SHORT EXERCISE:
What follows is a listing; restate every line of it word for word.

LISTING:
_ _ _ _ _ _ _

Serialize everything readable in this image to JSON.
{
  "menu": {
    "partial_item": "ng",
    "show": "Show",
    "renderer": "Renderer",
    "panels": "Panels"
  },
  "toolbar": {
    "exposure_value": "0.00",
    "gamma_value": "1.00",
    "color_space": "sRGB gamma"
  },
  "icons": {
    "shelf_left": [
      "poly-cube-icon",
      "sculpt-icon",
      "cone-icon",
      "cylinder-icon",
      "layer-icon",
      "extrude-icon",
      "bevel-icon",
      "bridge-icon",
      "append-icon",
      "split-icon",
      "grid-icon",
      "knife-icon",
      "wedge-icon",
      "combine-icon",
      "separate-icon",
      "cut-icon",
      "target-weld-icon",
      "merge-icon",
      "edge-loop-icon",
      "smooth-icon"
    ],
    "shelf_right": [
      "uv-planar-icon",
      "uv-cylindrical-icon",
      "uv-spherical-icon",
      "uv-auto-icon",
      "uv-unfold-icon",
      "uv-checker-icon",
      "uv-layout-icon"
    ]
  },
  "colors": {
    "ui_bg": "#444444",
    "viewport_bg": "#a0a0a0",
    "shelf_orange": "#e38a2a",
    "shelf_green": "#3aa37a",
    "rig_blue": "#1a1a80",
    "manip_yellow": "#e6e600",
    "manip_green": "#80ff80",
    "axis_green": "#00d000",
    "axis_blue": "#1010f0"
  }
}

_ _ _ _ _ _ _

OUTPUT FOR THIS EXERCISE:
Serialize everything readable in this image to JSON.
{
  "menu": {
    "partial_item": "ng",
    "show": "Show",
    "renderer": "Renderer",
    "panels": "Panels"
  },
  "toolbar": {
    "exposure_value": "0.00",
    "gamma_value": "1.00",
    "color_space": "sRGB gamma"
  },
  "icons": {
    "shelf_left": [
      "poly-cube-icon",
      "sculpt-icon",
      "cone-icon",
      "cylinder-icon",
      "layer-icon",
      "extrude-icon",
      "bevel-icon",
      "bridge-icon",
      "append-icon",
      "split-icon",
      "grid-icon",
      "knife-icon",
      "wedge-icon",
      "combine-icon",
      "separate-icon",
      "cut-icon",
      "target-weld-icon",
      "merge-icon",
      "edge-loop-icon",
      "smooth-icon"
    ],
    "shelf_right": [
      "uv-planar-icon",
      "uv-cylindrical-icon",
      "uv-spherical-icon",
      "uv-auto-icon",
      "uv-unfold-icon",
      "uv-checker-icon",
      "uv-layout-icon"
    ]
  },
  "colors": {
    "ui_bg": "#444444",
    "viewport_bg": "#a0a0a0",
    "shelf_orange": "#e38a2a",
    "shelf_green": "#3aa37a",
    "rig_blue": "#1a1a80",
    "manip_yellow": "#e6e600",
    "manip_green": "#80ff80",
    "axis_green": "#00d000",
    "axis_blue": "#1010f0"
  }
}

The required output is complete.